WHAT YOU ARE ASKED TO DO |
All of the material below is to be repeated exactly.

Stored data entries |
═══
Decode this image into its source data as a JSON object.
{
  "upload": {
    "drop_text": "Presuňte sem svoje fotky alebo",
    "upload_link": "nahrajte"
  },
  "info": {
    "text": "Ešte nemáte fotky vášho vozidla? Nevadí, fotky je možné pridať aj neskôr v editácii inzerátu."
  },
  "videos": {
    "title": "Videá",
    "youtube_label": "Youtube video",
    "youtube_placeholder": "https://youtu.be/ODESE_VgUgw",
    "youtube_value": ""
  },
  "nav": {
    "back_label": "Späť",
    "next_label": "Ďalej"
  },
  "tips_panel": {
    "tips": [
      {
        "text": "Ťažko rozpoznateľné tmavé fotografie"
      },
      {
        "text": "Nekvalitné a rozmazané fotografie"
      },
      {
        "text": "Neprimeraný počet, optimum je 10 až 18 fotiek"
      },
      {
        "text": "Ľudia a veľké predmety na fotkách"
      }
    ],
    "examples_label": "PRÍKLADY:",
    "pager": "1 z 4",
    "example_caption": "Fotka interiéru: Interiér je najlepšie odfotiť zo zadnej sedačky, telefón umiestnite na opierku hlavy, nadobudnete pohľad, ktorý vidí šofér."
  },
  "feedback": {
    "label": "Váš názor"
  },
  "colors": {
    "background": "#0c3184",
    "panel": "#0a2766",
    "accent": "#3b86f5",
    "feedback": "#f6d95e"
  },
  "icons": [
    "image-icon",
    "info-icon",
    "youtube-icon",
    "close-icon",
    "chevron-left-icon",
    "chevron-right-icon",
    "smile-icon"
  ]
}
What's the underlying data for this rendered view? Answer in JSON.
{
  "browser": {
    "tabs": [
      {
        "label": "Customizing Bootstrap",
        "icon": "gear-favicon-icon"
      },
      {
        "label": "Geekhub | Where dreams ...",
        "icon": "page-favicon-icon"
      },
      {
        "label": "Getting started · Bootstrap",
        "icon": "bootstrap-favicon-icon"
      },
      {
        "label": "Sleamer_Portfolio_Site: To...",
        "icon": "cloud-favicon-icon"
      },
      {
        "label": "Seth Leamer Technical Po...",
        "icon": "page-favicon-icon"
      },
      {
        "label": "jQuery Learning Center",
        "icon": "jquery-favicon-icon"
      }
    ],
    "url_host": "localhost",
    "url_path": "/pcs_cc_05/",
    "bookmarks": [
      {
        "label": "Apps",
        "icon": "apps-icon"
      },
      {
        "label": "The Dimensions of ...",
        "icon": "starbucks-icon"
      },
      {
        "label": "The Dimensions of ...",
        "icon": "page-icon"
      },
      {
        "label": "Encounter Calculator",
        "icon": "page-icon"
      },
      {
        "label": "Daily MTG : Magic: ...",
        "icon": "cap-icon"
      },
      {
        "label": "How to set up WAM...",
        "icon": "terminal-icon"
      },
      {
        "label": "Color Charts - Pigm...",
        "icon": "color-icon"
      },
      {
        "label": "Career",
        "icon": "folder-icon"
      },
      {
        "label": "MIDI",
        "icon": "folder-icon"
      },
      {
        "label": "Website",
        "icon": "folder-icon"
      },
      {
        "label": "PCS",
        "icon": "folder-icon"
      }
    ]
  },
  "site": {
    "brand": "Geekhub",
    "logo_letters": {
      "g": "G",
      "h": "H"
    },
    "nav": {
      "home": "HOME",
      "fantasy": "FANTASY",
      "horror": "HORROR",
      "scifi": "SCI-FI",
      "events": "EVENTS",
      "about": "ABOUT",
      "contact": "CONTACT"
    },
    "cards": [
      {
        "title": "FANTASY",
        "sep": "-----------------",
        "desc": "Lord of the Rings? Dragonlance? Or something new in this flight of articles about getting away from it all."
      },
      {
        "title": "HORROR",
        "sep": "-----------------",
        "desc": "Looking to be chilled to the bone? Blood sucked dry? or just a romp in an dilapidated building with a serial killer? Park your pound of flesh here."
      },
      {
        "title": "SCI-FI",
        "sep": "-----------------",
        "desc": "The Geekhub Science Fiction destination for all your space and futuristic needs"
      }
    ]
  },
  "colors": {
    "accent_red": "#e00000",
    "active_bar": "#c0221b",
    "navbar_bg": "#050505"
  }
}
═══
RIGHT ANSWER |
Decode this image into its source data as a JSON object.
{
  "upload": {
    "drop_text": "Presuňte sem svoje fotky alebo",
    "upload_link": "nahrajte"
  },
  "info": {
    "text": "Ešte nemáte fotky vášho vozidla? Nevadí, fotky je možné pridať aj neskôr v editácii inzerátu."
  },
  "videos": {
    "title": "Videá",
    "youtube_label": "Youtube video",
    "youtube_placeholder": "https://youtu.be/ODESE_VgUgw",
    "youtube_value": ""
  },
  "nav": {
    "back_label": "Späť",
    "next_label": "Ďalej"
  },
  "tips_panel": {
    "tips": [
      {
        "text": "Ťažko rozpoznateľné tmavé fotografie"
      },
      {
        "text": "Nekvalitné a rozmazané fotografie"
      },
      {
        "text": "Neprimeraný počet, optimum je 10 až 18 fotiek"
      },
      {
        "text": "Ľudia a veľké predmety na fotkách"
      }
    ],
    "examples_label": "PRÍKLADY:",
    "pager": "1 z 4",
    "example_caption": "Fotka interiéru: Interiér je najlepšie odfotiť zo zadnej sedačky, telefón umiestnite na opierku hlavy, nadobudnete pohľad, ktorý vidí šofér."
  },
  "feedback": {
    "label": "Váš názor"
  },
  "colors": {
    "background": "#0c3184",
    "panel": "#0a2766",
    "accent": "#3b86f5",
    "feedback": "#f6d95e"
  },
  "icons": [
    "image-icon",
    "info-icon",
    "youtube-icon",
    "close-icon",
    "chevron-left-icon",
    "chevron-right-icon",
    "smile-icon"
  ]
}
What's the underlying data for this rendered view? Answer in JSON.
{
  "browser": {
    "tabs": [
      {
        "label": "Customizing Bootstrap",
        "icon": "gear-favicon-icon"
      },
      {
        "label": "Geekhub | Where dreams ...",
        "icon": "page-favicon-icon"
      },
      {
        "label": "Getting started · Bootstrap",
        "icon": "bootstrap-favicon-icon"
      },
      {
        "label": "Sleamer_Portfolio_Site: To...",
        "icon": "cloud-favicon-icon"
      },
      {
        "label": "Seth Leamer Technical Po...",
        "icon": "page-favicon-icon"
      },
      {
        "label": "jQuery Learning Center",
        "icon": "jquery-favicon-icon"
      }
    ],
    "url_host": "localhost",
    "url_path": "/pcs_cc_05/",
    "bookmarks": [
      {
        "label": "Apps",
        "icon": "apps-icon"
      },
      {
        "label": "The Dimensions of ...",
        "icon": "starbucks-icon"
      },
      {
        "label": "The Dimensions of ...",
        "icon": "page-icon"
      },
      {
        "label": "Encounter Calculator",
        "icon": "page-icon"
      },
      {
        "label": "Daily MTG : Magic: ...",
        "icon": "cap-icon"
      },
      {
        "label": "How to set up WAM...",
        "icon": "terminal-icon"
      },
      {
        "label": "Color Charts - Pigm...",
        "icon": "color-icon"
      },
      {
        "label": "Career",
        "icon": "folder-icon"
      },
      {
        "label": "MIDI",
        "icon": "folder-icon"
      },
      {
        "label": "Website",
        "icon": "folder-icon"
      },
      {
        "label": "PCS",
        "icon": "folder-icon"
      }
    ]
  },
  "site": {
    "brand": "Geekhub",
    "logo_letters": {
      "g": "G",
      "h": "H"
    },
    "nav": {
      "home": "HOME",
      "fantasy": "FANTASY",
      "horror": "HORROR",
      "scifi": "SCI-FI",
      "events": "EVENTS",
      "about": "ABOUT",
      "contact": "CONTACT"
    },
    "cards": [
      {
        "title": "FANTASY",
        "sep": "-----------------",
        "desc": "Lord of the Rings? Dragonlance? Or something new in this flight of articles about getting away from it all."
      },
      {
        "title": "HORROR",
        "sep": "-----------------",
        "desc": "Looking to be chilled to the bone? Blood sucked dry? or just a romp in an dilapidated building with a serial killer? Park your pound of flesh here."
      },
      {
        "title": "SCI-FI",
        "sep": "-----------------",
        "desc": "The Geekhub Science Fiction destination for all your space and futuristic needs"
      }
    ]
  },
  "colors": {
    "accent_red": "#e00000",
    "active_bar": "#c0221b",
    "navbar_bg": "#050505"
  }
}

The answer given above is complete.